▸ **What you have to do**
Provide the count of lines that hold "with" and no other output.
-=-=-
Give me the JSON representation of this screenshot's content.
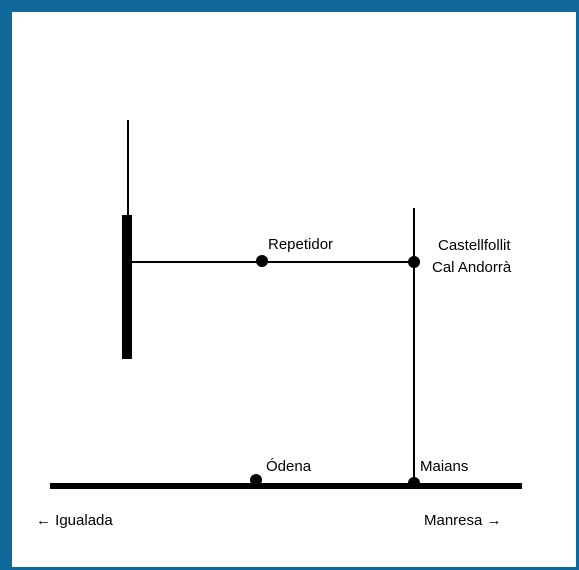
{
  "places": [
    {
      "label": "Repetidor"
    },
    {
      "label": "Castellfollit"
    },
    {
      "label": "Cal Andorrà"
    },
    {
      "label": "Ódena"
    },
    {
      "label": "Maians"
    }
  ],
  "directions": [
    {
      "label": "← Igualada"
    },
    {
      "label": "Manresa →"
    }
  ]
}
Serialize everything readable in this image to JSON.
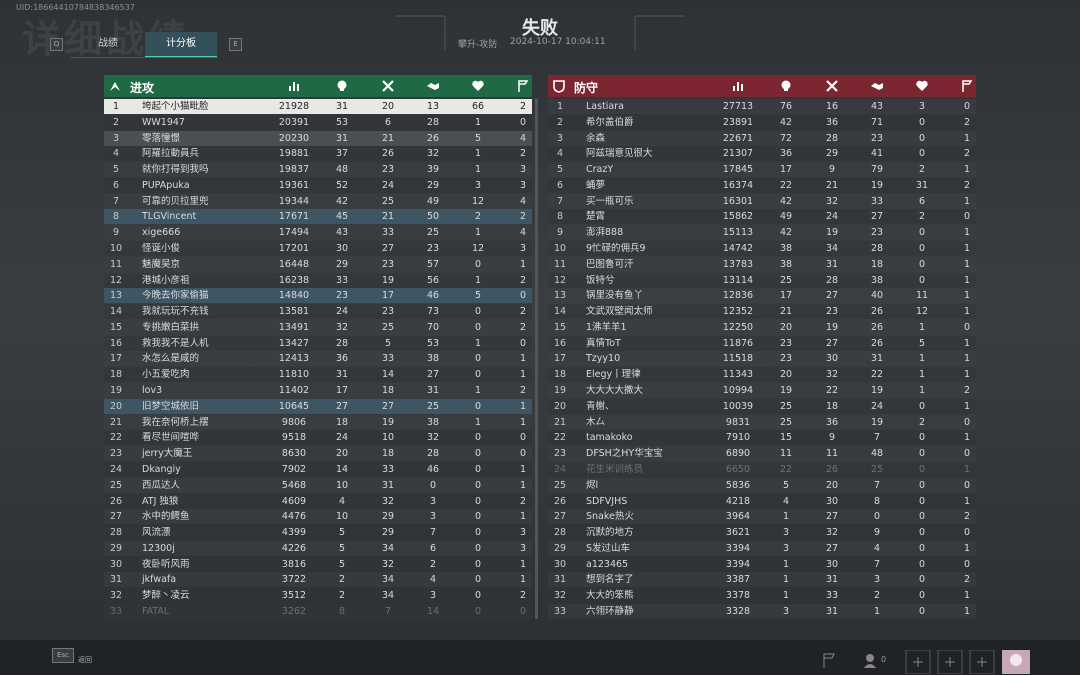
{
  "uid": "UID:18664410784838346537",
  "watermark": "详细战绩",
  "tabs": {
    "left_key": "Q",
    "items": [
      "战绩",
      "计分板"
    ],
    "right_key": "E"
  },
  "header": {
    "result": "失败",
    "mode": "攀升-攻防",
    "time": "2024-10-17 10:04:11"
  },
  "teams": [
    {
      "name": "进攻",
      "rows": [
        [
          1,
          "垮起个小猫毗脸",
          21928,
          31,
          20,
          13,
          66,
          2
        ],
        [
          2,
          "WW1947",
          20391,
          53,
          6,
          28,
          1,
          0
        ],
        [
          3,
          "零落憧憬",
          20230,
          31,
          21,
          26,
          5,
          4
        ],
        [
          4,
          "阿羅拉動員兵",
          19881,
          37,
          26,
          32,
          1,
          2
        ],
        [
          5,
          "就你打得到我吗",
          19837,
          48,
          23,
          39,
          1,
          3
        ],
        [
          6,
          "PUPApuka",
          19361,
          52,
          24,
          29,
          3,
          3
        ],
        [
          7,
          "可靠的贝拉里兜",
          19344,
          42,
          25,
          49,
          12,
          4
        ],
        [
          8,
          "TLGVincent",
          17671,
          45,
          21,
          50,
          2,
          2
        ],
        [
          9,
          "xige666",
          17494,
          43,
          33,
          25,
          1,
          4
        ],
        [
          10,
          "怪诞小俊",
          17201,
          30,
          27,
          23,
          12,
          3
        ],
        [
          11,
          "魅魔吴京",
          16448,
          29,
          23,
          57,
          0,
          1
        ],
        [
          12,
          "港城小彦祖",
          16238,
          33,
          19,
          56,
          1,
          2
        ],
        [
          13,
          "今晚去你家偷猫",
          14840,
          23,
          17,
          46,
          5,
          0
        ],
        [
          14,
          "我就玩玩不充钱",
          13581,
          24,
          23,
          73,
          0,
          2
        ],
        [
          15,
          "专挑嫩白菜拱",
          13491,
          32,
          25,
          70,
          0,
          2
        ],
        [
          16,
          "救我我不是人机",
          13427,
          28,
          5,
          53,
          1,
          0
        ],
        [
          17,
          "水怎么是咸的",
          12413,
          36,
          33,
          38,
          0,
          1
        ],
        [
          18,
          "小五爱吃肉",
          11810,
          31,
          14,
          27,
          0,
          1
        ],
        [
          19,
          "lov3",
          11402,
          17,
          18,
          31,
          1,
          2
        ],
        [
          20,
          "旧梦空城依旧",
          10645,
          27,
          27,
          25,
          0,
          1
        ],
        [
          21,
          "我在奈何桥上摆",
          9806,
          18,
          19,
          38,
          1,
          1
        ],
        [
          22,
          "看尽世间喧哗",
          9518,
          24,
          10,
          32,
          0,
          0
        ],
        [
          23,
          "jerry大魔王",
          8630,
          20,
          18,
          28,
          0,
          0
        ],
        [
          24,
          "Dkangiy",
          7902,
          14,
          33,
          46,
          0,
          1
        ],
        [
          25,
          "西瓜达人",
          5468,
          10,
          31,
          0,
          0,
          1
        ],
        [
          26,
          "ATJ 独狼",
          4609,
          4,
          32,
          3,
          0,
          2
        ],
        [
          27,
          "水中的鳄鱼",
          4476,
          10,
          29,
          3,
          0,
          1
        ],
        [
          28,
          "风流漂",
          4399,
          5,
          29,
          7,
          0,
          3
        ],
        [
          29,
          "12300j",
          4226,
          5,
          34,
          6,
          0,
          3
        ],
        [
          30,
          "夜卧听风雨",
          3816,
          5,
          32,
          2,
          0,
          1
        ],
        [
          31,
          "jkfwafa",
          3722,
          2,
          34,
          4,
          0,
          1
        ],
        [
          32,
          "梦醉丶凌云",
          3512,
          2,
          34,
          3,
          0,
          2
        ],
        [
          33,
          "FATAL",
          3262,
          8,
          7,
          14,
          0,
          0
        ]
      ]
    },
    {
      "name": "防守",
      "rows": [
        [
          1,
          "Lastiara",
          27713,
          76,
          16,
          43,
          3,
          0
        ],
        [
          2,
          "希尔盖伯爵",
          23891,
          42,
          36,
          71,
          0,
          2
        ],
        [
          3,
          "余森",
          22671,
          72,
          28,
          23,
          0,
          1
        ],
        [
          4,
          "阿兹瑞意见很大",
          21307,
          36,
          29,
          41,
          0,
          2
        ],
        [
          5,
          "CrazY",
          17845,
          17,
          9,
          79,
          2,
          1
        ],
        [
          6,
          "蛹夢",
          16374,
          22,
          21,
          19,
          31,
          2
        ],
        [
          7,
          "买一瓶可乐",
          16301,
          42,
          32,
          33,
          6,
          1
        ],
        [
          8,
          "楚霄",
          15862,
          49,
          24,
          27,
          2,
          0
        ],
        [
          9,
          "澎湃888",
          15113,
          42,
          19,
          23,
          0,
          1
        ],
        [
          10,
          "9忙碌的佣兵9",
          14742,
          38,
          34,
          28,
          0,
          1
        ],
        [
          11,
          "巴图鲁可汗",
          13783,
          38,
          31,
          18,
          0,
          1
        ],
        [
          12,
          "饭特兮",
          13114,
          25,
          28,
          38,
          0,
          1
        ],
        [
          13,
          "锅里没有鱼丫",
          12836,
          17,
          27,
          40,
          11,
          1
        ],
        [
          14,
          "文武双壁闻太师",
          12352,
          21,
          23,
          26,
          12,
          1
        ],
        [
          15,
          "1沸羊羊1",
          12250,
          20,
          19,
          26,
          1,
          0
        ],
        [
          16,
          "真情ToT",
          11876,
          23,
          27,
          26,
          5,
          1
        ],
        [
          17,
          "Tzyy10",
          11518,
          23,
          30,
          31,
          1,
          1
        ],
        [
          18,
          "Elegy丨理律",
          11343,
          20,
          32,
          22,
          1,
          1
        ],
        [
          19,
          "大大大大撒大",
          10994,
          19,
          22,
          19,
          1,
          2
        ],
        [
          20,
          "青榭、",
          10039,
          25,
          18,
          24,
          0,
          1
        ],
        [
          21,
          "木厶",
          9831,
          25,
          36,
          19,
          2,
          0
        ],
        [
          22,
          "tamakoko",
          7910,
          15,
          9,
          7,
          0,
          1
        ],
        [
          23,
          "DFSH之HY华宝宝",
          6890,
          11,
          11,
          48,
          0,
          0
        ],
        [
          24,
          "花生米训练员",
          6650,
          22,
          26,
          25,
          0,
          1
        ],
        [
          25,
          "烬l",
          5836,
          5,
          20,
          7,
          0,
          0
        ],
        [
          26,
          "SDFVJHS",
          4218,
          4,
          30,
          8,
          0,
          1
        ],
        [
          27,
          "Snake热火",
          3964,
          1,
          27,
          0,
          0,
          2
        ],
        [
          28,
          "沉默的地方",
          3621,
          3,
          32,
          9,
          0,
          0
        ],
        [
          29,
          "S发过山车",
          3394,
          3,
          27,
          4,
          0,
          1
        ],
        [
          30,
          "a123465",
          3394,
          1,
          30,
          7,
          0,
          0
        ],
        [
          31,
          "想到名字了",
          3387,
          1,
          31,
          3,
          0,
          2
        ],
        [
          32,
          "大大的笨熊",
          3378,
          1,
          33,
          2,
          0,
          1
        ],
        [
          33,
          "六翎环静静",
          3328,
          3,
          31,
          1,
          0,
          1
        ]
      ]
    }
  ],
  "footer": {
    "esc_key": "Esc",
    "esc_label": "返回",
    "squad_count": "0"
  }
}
-=-=-
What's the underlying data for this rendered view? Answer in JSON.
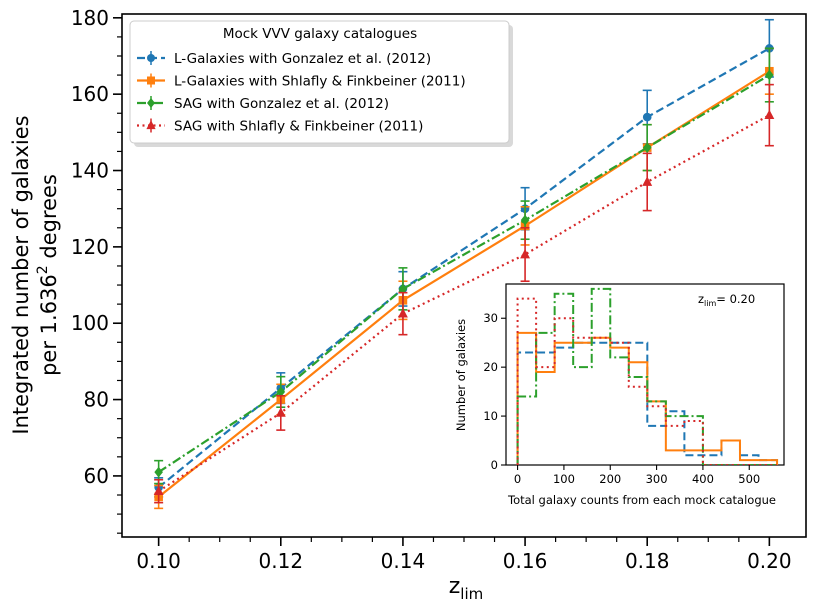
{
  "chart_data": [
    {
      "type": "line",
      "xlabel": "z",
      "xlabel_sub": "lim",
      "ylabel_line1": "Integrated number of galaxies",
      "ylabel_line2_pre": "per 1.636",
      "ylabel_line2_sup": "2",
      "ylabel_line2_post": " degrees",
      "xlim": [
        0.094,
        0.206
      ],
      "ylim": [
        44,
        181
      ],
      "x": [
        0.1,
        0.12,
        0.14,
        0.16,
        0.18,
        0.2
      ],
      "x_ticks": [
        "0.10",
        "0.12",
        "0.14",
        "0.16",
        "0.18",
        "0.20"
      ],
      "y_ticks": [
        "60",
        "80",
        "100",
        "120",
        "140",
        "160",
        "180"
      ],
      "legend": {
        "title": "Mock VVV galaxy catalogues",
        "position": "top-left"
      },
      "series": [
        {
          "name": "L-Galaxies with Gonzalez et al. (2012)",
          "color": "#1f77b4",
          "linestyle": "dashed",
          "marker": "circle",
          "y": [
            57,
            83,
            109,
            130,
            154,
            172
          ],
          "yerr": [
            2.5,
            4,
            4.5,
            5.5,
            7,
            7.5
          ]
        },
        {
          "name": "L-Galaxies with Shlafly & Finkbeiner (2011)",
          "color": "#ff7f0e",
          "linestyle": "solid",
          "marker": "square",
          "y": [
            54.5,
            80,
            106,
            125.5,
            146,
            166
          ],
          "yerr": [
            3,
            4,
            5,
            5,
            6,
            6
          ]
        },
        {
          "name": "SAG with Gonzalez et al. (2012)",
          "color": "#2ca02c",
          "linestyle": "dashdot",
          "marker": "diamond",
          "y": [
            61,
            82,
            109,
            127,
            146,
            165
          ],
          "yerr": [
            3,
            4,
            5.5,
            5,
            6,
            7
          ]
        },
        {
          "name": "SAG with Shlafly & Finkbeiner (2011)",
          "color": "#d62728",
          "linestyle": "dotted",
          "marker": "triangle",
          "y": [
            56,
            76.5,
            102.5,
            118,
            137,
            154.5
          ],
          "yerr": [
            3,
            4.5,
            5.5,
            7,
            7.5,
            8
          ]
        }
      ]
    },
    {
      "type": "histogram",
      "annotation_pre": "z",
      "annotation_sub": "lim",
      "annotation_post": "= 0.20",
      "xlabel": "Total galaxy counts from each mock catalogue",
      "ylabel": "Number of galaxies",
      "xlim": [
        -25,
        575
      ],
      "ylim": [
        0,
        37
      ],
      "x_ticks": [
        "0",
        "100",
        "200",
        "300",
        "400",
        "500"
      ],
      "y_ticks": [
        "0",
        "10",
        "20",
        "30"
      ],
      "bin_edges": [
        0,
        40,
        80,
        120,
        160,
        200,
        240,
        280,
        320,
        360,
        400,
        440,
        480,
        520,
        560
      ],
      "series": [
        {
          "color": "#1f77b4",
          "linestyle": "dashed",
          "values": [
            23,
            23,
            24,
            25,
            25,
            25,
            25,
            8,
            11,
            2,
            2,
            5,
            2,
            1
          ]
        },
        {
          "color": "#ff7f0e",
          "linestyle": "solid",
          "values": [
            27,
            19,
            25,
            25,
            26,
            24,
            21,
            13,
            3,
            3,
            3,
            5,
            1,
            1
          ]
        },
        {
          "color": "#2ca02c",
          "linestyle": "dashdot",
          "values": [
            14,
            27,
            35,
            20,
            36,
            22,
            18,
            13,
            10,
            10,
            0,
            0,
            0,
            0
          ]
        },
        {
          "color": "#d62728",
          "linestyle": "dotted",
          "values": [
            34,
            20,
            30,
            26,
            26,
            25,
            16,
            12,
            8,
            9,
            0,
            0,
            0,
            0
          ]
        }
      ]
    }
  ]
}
-=-=-
▸ **The solution**
4